Task brief: Collect every line of the records below that contains the word "affetto".

Recorded information:
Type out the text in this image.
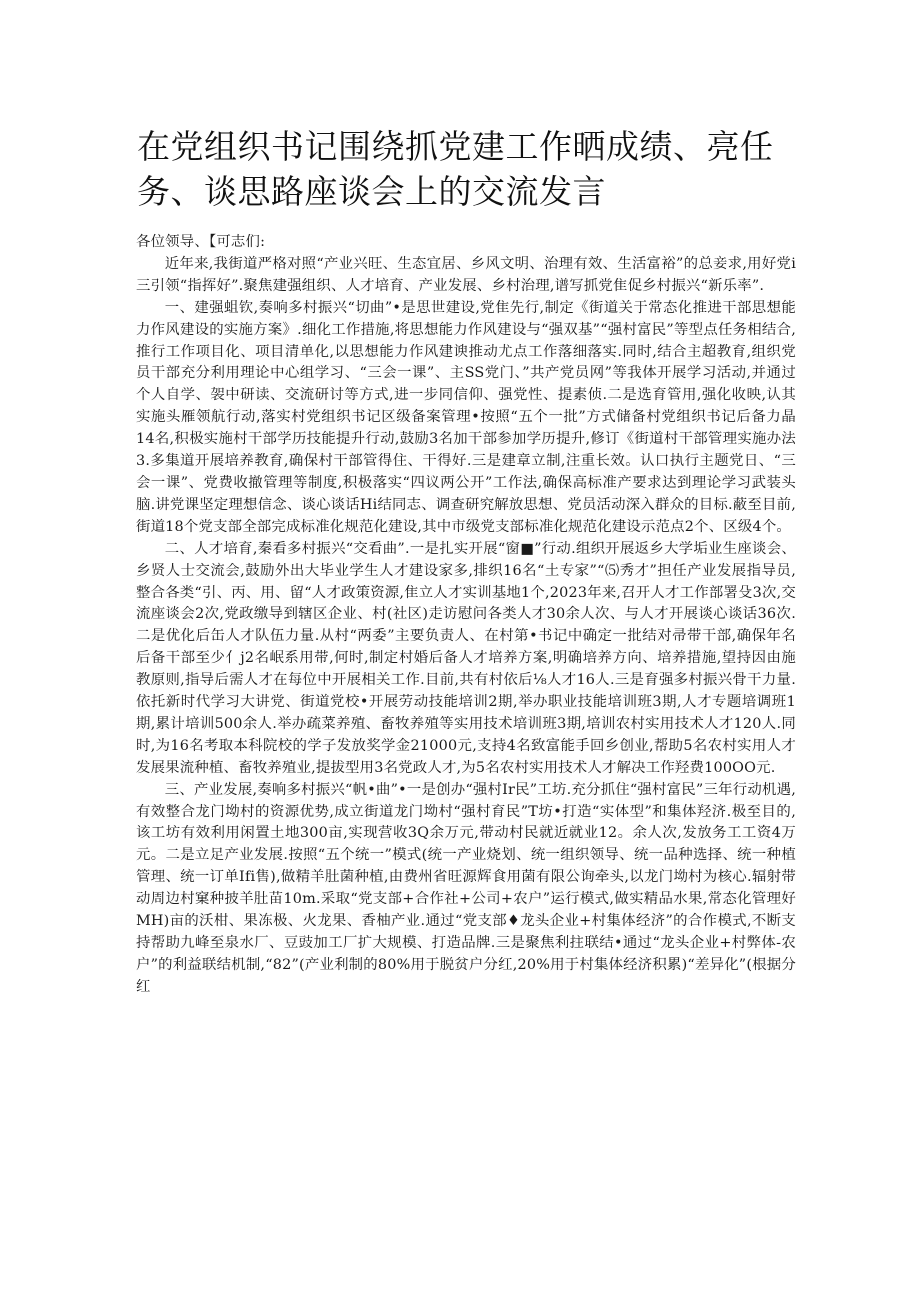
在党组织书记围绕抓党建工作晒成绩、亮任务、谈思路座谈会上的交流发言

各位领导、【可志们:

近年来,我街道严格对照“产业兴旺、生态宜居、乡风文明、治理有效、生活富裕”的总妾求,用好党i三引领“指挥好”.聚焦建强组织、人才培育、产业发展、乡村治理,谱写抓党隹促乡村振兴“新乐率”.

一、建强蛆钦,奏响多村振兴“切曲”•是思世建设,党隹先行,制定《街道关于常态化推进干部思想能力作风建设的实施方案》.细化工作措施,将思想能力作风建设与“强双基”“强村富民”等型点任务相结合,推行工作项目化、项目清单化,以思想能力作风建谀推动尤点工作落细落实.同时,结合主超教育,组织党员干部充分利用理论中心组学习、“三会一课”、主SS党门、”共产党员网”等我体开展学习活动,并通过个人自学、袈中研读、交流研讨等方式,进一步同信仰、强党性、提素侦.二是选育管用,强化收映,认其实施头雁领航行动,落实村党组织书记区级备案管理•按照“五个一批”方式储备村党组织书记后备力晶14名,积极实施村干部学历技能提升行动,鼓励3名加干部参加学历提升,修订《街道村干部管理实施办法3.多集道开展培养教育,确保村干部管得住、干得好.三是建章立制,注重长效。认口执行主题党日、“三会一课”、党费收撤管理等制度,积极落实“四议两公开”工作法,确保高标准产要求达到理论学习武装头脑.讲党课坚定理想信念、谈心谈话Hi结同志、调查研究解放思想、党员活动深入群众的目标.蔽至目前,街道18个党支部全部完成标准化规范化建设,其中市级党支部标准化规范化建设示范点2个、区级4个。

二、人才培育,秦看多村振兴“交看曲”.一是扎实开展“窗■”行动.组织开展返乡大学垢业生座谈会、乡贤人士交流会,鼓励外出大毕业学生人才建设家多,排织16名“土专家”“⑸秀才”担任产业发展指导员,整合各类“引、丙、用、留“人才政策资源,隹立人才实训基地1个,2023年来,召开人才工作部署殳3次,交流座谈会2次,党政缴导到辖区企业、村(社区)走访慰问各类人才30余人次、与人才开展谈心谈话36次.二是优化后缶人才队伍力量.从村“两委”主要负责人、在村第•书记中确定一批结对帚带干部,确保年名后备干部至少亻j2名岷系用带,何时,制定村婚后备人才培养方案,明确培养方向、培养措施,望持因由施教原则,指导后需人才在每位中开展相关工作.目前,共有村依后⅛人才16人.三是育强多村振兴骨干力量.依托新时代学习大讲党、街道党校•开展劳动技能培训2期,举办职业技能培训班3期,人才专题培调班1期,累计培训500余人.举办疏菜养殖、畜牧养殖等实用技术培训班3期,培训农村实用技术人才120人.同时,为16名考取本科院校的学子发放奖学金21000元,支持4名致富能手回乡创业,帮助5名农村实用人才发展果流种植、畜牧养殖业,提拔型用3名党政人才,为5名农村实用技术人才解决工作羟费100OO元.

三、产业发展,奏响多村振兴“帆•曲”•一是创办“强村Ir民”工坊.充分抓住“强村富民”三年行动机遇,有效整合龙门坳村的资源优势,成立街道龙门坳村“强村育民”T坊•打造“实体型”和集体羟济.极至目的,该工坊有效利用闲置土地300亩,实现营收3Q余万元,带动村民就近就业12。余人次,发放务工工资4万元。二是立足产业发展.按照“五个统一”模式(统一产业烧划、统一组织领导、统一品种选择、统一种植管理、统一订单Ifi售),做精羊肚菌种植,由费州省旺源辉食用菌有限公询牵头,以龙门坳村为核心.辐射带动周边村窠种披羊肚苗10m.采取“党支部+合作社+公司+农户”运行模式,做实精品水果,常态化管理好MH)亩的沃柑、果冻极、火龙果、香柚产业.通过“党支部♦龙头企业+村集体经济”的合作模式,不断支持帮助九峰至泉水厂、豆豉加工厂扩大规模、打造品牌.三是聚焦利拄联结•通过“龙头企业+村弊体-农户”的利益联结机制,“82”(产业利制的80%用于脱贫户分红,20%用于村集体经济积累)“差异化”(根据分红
--
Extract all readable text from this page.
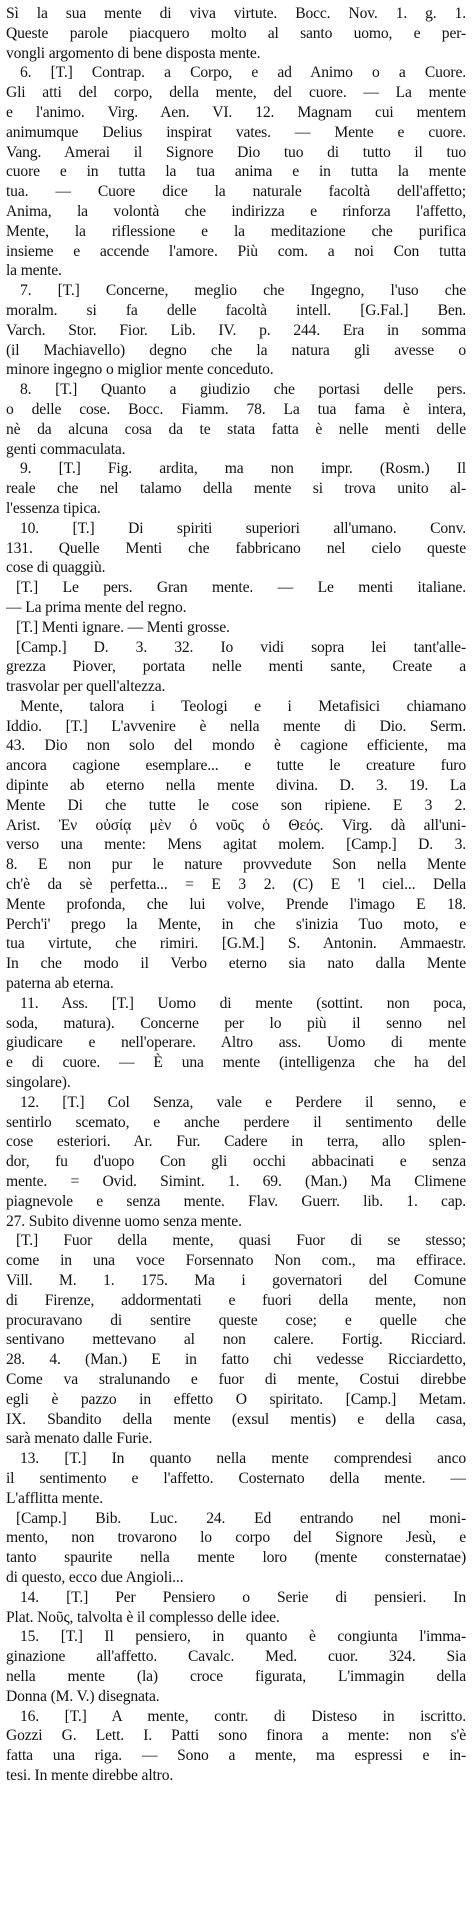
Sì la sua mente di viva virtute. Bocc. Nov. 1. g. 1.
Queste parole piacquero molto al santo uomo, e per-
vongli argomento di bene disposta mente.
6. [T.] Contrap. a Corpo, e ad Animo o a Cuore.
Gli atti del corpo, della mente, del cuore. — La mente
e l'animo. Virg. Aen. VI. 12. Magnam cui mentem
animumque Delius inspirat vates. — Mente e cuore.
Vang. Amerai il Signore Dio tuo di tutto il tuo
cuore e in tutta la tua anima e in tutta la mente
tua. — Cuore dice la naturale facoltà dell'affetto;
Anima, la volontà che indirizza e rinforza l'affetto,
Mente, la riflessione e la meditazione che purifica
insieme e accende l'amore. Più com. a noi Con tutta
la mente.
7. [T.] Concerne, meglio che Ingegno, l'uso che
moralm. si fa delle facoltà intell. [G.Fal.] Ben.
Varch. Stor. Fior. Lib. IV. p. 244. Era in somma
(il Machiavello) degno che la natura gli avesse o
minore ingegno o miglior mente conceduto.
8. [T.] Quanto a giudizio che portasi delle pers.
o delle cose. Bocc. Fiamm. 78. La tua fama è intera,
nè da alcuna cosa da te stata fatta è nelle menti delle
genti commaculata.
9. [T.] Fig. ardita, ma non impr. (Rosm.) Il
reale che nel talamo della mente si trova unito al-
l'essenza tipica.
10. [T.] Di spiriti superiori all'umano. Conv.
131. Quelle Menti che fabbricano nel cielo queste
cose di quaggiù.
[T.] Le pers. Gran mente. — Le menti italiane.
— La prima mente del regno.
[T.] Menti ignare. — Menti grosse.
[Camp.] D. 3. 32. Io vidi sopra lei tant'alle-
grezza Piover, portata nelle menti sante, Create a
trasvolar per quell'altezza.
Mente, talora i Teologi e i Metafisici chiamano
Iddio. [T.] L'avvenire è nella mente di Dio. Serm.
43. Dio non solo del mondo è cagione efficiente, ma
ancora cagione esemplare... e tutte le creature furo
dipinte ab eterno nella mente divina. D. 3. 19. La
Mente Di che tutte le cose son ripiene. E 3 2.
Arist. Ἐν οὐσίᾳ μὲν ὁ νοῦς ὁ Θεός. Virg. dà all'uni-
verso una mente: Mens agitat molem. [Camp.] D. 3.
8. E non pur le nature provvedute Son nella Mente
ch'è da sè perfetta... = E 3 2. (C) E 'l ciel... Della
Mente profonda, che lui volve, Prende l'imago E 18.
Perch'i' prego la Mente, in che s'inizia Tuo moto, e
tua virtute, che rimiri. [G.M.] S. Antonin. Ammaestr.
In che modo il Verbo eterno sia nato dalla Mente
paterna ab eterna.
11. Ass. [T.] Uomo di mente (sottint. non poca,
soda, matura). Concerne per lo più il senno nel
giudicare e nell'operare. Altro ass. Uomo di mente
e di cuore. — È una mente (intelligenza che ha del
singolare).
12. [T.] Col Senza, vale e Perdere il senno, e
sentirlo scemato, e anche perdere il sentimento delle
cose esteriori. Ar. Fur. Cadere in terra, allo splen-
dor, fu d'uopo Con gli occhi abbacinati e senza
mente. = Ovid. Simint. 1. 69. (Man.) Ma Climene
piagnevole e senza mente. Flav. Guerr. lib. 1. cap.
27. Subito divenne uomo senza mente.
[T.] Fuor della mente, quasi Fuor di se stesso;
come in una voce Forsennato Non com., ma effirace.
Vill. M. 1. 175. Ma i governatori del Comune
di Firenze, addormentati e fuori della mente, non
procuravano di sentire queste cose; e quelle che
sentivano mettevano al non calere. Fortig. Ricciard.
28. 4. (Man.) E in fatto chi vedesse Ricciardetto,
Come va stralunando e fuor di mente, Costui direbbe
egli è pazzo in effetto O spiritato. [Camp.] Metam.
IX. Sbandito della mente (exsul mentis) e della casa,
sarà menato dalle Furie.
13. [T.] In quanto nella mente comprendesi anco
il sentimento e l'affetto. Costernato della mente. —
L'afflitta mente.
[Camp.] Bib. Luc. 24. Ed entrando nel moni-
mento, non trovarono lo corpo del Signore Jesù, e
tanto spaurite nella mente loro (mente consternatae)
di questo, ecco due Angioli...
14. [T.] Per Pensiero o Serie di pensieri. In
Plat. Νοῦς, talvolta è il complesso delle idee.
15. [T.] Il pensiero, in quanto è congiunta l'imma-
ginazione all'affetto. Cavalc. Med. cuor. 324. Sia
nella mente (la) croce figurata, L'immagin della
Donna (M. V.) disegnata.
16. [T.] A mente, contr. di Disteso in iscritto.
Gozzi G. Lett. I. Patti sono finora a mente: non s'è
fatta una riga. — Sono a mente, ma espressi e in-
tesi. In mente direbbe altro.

Expected output:
tua. — Cuore dice la naturale facoltà dell'affetto;
Anima, la volontà che indirizza e rinforza l'affetto,
il sentimento e l'affetto. Costernato della mente. —
ginazione all'affetto. Cavalc. Med. cuor. 324. Sia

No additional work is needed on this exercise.